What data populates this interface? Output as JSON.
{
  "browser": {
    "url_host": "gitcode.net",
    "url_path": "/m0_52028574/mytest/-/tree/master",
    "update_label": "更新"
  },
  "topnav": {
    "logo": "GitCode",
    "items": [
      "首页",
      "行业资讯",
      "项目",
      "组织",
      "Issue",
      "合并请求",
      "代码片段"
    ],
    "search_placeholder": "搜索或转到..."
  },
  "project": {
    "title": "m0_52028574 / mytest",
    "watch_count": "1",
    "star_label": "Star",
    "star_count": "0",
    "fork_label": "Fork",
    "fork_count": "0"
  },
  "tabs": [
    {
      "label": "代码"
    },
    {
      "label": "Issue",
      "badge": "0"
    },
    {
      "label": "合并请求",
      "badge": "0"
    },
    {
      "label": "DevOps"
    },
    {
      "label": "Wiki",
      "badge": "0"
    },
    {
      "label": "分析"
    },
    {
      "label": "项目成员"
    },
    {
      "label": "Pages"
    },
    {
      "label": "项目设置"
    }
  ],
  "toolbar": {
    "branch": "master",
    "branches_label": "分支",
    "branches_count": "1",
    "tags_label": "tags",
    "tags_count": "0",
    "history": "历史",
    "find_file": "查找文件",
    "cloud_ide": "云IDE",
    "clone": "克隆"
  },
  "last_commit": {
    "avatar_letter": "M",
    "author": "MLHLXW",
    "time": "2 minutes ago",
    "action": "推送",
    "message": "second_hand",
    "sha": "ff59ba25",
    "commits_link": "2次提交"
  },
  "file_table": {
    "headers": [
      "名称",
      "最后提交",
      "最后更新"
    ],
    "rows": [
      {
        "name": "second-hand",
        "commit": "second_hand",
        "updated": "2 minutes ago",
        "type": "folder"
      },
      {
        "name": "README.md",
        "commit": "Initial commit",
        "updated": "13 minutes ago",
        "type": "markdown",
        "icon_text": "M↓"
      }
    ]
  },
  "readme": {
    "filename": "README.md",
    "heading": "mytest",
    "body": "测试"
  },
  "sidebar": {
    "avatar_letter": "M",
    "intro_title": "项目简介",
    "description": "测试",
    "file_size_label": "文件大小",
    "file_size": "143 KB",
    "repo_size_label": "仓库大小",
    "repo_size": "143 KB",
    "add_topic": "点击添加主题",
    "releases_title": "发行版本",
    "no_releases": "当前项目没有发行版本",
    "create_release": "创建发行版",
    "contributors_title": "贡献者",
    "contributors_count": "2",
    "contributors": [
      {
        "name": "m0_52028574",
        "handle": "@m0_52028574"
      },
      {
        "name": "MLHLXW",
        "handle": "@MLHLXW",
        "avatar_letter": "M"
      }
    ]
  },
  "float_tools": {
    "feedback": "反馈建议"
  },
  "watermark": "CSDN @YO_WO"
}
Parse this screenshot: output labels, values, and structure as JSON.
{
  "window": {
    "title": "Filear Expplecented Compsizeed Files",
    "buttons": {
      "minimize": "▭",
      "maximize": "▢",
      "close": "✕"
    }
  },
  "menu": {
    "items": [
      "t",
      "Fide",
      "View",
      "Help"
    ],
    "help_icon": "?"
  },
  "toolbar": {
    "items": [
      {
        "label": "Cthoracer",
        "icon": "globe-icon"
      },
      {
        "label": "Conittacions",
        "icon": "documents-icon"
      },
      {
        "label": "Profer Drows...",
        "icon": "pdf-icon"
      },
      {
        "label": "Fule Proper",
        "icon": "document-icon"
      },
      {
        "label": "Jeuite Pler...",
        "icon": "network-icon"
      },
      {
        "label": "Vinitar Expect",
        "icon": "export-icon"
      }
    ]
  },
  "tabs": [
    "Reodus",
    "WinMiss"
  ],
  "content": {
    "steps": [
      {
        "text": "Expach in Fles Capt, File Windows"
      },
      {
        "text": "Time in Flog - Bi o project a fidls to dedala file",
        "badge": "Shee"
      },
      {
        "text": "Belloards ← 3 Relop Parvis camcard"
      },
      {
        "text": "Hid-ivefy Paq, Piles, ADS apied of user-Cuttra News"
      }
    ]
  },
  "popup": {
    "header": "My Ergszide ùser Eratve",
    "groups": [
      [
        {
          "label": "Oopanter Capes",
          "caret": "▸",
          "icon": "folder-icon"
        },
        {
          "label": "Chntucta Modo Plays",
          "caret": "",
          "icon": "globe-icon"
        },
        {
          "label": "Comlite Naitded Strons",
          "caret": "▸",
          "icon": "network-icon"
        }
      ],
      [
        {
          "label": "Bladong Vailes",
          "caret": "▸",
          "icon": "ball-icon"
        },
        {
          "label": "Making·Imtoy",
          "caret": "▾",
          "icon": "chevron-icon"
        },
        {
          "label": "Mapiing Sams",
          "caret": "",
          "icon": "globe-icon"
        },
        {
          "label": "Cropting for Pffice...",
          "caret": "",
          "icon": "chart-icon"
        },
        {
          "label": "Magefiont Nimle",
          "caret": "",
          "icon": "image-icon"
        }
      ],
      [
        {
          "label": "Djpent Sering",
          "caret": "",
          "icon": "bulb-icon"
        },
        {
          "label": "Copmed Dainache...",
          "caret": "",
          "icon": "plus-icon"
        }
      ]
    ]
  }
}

=-=-=-=-=

_Set problem_:
Output the records exactly, including every line.

_Task response_:
What data populates this interface? Output as JSON.
{
  "browser": {
    "url_host": "gitcode.net",
    "url_path": "/m0_52028574/mytest/-/tree/master",
    "update_label": "更新"
  },
  "topnav": {
    "logo": "GitCode",
    "items": [
      "首页",
      "行业资讯",
      "项目",
      "组织",
      "Issue",
      "合并请求",
      "代码片段"
    ],
    "search_placeholder": "搜索或转到..."
  },
  "project": {
    "title": "m0_52028574 / mytest",
    "watch_count": "1",
    "star_label": "Star",
    "star_count": "0",
    "fork_label": "Fork",
    "fork_count": "0"
  },
  "tabs": [
    {
      "label": "代码"
    },
    {
      "label": "Issue",
      "badge": "0"
    },
    {
      "label": "合并请求",
      "badge": "0"
    },
    {
      "label": "DevOps"
    },
    {
      "label": "Wiki",
      "badge": "0"
    },
    {
      "label": "分析"
    },
    {
      "label": "项目成员"
    },
    {
      "label": "Pages"
    },
    {
      "label": "项目设置"
    }
  ],
  "toolbar": {
    "branch": "master",
    "branches_label": "分支",
    "branches_count": "1",
    "tags_label": "tags",
    "tags_count": "0",
    "history": "历史",
    "find_file": "查找文件",
    "cloud_ide": "云IDE",
    "clone": "克隆"
  },
  "last_commit": {
    "avatar_letter": "M",
    "author": "MLHLXW",
    "time": "2 minutes ago",
    "action": "推送",
    "message": "second_hand",
    "sha": "ff59ba25",
    "commits_link": "2次提交"
  },
  "file_table": {
    "headers": [
      "名称",
      "最后提交",
      "最后更新"
    ],
    "rows": [
      {
        "name": "second-hand",
        "commit": "second_hand",
        "updated": "2 minutes ago",
        "type": "folder"
      },
      {
        "name": "README.md",
        "commit": "Initial commit",
        "updated": "13 minutes ago",
        "type": "markdown",
        "icon_text": "M↓"
      }
    ]
  },
  "readme": {
    "filename": "README.md",
    "heading": "mytest",
    "body": "测试"
  },
  "sidebar": {
    "avatar_letter": "M",
    "intro_title": "项目简介",
    "description": "测试",
    "file_size_label": "文件大小",
    "file_size": "143 KB",
    "repo_size_label": "仓库大小",
    "repo_size": "143 KB",
    "add_topic": "点击添加主题",
    "releases_title": "发行版本",
    "no_releases": "当前项目没有发行版本",
    "create_release": "创建发行版",
    "contributors_title": "贡献者",
    "contributors_count": "2",
    "contributors": [
      {
        "name": "m0_52028574",
        "handle": "@m0_52028574"
      },
      {
        "name": "MLHLXW",
        "handle": "@MLHLXW",
        "avatar_letter": "M"
      }
    ]
  },
  "float_tools": {
    "feedback": "反馈建议"
  },
  "watermark": "CSDN @YO_WO"
}
Parse this screenshot: output labels, values, and structure as JSON.
{
  "window": {
    "title": "Filear Expplecented Compsizeed Files",
    "buttons": {
      "minimize": "▭",
      "maximize": "▢",
      "close": "✕"
    }
  },
  "menu": {
    "items": [
      "t",
      "Fide",
      "View",
      "Help"
    ],
    "help_icon": "?"
  },
  "toolbar": {
    "items": [
      {
        "label": "Cthoracer",
        "icon": "globe-icon"
      },
      {
        "label": "Conittacions",
        "icon": "documents-icon"
      },
      {
        "label": "Profer Drows...",
        "icon": "pdf-icon"
      },
      {
        "label": "Fule Proper",
        "icon": "document-icon"
      },
      {
        "label": "Jeuite Pler...",
        "icon": "network-icon"
      },
      {
        "label": "Vinitar Expect",
        "icon": "export-icon"
      }
    ]
  },
  "tabs": [
    "Reodus",
    "WinMiss"
  ],
  "content": {
    "steps": [
      {
        "text": "Expach in Fles Capt, File Windows"
      },
      {
        "text": "Time in Flog - Bi o project a fidls to dedala file",
        "badge": "Shee"
      },
      {
        "text": "Belloards ← 3 Relop Parvis camcard"
      },
      {
        "text": "Hid-ivefy Paq, Piles, ADS apied of user-Cuttra News"
      }
    ]
  },
  "popup": {
    "header": "My Ergszide ùser Eratve",
    "groups": [
      [
        {
          "label": "Oopanter Capes",
          "caret": "▸",
          "icon": "folder-icon"
        },
        {
          "label": "Chntucta Modo Plays",
          "caret": "",
          "icon": "globe-icon"
        },
        {
          "label": "Comlite Naitded Strons",
          "caret": "▸",
          "icon": "network-icon"
        }
      ],
      [
        {
          "label": "Bladong Vailes",
          "caret": "▸",
          "icon": "ball-icon"
        },
        {
          "label": "Making·Imtoy",
          "caret": "▾",
          "icon": "chevron-icon"
        },
        {
          "label": "Mapiing Sams",
          "caret": "",
          "icon": "globe-icon"
        },
        {
          "label": "Cropting for Pffice...",
          "caret": "",
          "icon": "chart-icon"
        },
        {
          "label": "Magefiont Nimle",
          "caret": "",
          "icon": "image-icon"
        }
      ],
      [
        {
          "label": "Djpent Sering",
          "caret": "",
          "icon": "bulb-icon"
        },
        {
          "label": "Copmed Dainache...",
          "caret": "",
          "icon": "plus-icon"
        }
      ]
    ]
  }
}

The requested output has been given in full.